Chart and figure data

[Start]

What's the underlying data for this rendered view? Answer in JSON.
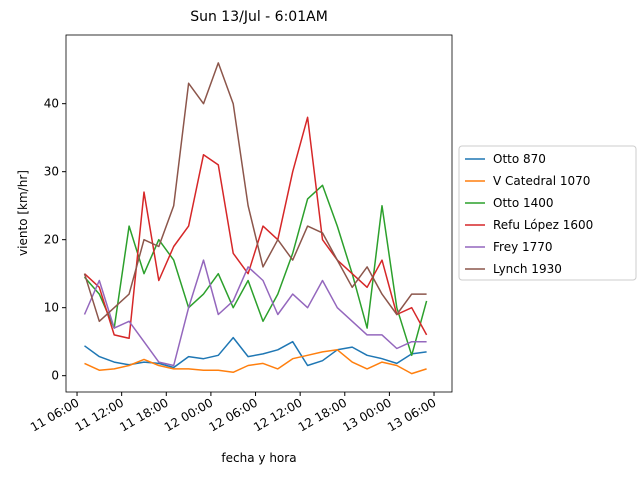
{
  "chart_data": {
    "type": "line",
    "title": "Sun 13/Jul - 6:01AM",
    "xlabel": "fecha y hora",
    "ylabel": "viento [km/hr]",
    "x": [
      "11 07:00",
      "11 09:00",
      "11 11:00",
      "11 13:00",
      "11 15:00",
      "11 17:00",
      "11 19:00",
      "11 21:00",
      "11 23:00",
      "12 01:00",
      "12 03:00",
      "12 05:00",
      "12 07:00",
      "12 09:00",
      "12 11:00",
      "12 13:00",
      "12 15:00",
      "12 17:00",
      "12 19:00",
      "12 21:00",
      "12 23:00",
      "13 01:00",
      "13 03:00",
      "13 05:00"
    ],
    "series": [
      {
        "name": "Otto 870",
        "color": "#1f77b4",
        "values": [
          4.4,
          2.8,
          2.0,
          1.6,
          2.0,
          1.8,
          1.2,
          2.8,
          2.5,
          3.0,
          5.6,
          2.8,
          3.2,
          3.8,
          5.0,
          1.5,
          2.2,
          3.8,
          4.2,
          3.0,
          2.5,
          1.8,
          3.2,
          3.5
        ]
      },
      {
        "name": "V Catedral 1070",
        "color": "#ff7f0e",
        "values": [
          1.8,
          0.8,
          1.0,
          1.5,
          2.4,
          1.5,
          1.0,
          1.0,
          0.8,
          0.8,
          0.5,
          1.5,
          1.8,
          1.0,
          2.5,
          3.0,
          3.5,
          3.8,
          2.0,
          1.0,
          2.0,
          1.5,
          0.3,
          1.0
        ]
      },
      {
        "name": "Otto 1400",
        "color": "#2ca02c",
        "values": [
          14.5,
          12,
          7,
          22,
          15,
          20,
          17,
          10,
          12,
          15,
          10,
          14,
          8,
          12,
          18,
          26,
          28,
          22,
          15,
          7,
          25,
          10,
          3,
          11
        ]
      },
      {
        "name": "Refu López 1600",
        "color": "#d62728",
        "values": [
          15,
          13,
          6,
          5.5,
          27,
          14,
          19,
          22,
          32.5,
          31,
          18,
          15,
          22,
          20,
          30,
          38,
          20,
          17,
          15,
          13,
          17,
          9,
          10,
          6
        ]
      },
      {
        "name": "Frey 1770",
        "color": "#9467bd",
        "values": [
          9,
          14,
          7,
          8,
          5,
          2,
          1.5,
          10,
          17,
          9,
          11,
          16,
          14,
          9,
          12,
          10,
          14,
          10,
          8,
          6,
          6,
          4,
          5,
          5
        ]
      },
      {
        "name": "Lynch 1930",
        "color": "#8c564b",
        "values": [
          15,
          8,
          10,
          12,
          20,
          19,
          25,
          43,
          40,
          46,
          40,
          25,
          16,
          20,
          17,
          22,
          21,
          17,
          13,
          16,
          12,
          9,
          12,
          12
        ]
      }
    ],
    "xlim": [
      "11 04:31",
      "13 08:25"
    ],
    "xticks": [
      "11 06:00",
      "11 12:00",
      "11 18:00",
      "12 00:00",
      "12 06:00",
      "12 12:00",
      "12 18:00",
      "13 00:00",
      "13 06:00"
    ],
    "ylim": [
      -2.4,
      50.1
    ],
    "yticks": [
      0,
      10,
      20,
      30,
      40
    ],
    "legend": "right"
  }
}
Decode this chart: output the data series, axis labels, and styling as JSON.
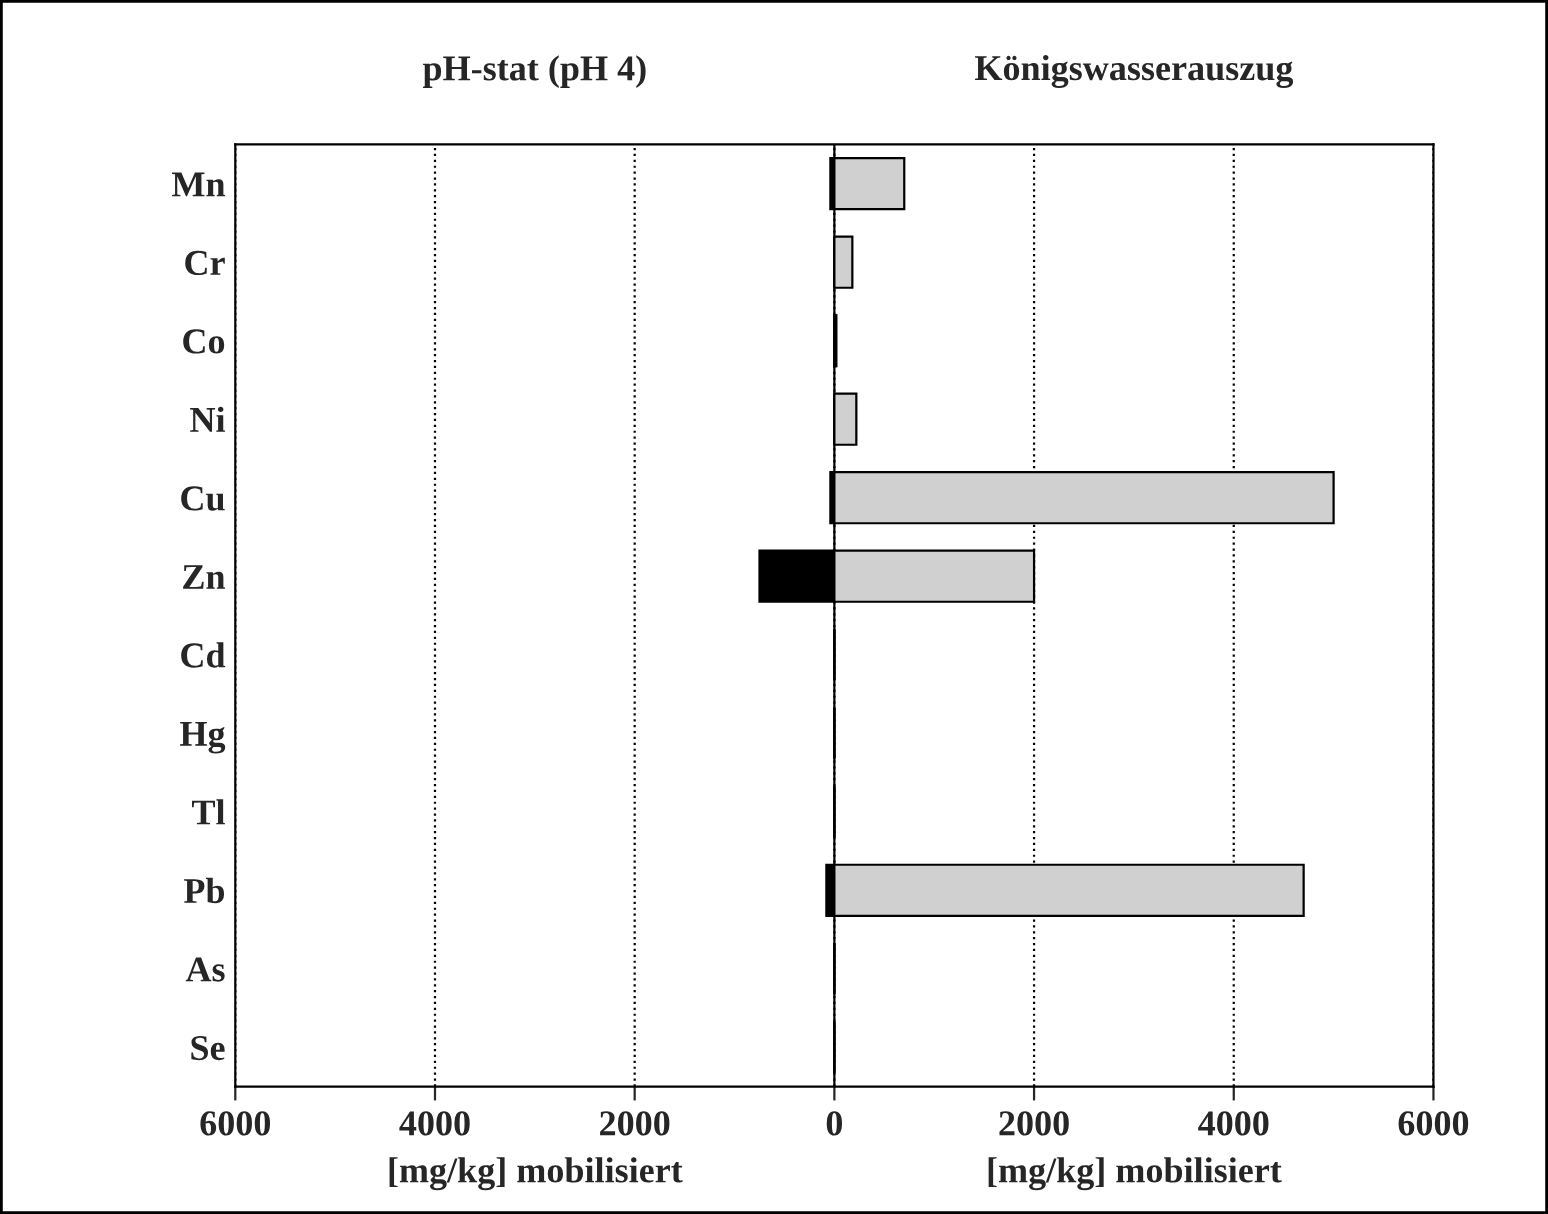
{
  "chart_data": {
    "type": "bar",
    "orientation": "horizontal",
    "title": "pH-stat (pH 4)",
    "xlabel": "[mg/kg] mobilisiert",
    "categories": [
      "Mn",
      "Cr",
      "Co",
      "Ni",
      "Cu",
      "Zn",
      "Cd",
      "Hg",
      "Tl",
      "Pb",
      "As",
      "Se"
    ],
    "series": [
      {
        "color": "#000000",
        "values": [
          -40,
          0,
          0,
          0,
          -40,
          -750,
          0,
          0,
          0,
          -80,
          0,
          0
        ]
      },
      {
        "color": "#d0d0d0",
        "values": [
          700,
          180,
          20,
          220,
          5000,
          2000,
          0,
          0,
          0,
          4700,
          0,
          0
        ]
      }
    ],
    "annotations": [
      "Königswasserauszug",
      "[mg/kg] mobilisiert"
    ],
    "xlim": [
      -6000,
      6000
    ],
    "xticks": [
      {
        "value": -6000,
        "label": "6000"
      },
      {
        "value": -4000,
        "label": "4000"
      },
      {
        "value": -2000,
        "label": "2000"
      },
      0,
      2000,
      4000,
      6000
    ],
    "grid": "x"
  }
}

[End]

Exercise requirements: Give the number of lines above that hold the word "JSON", and nothing more.

Task solution: 2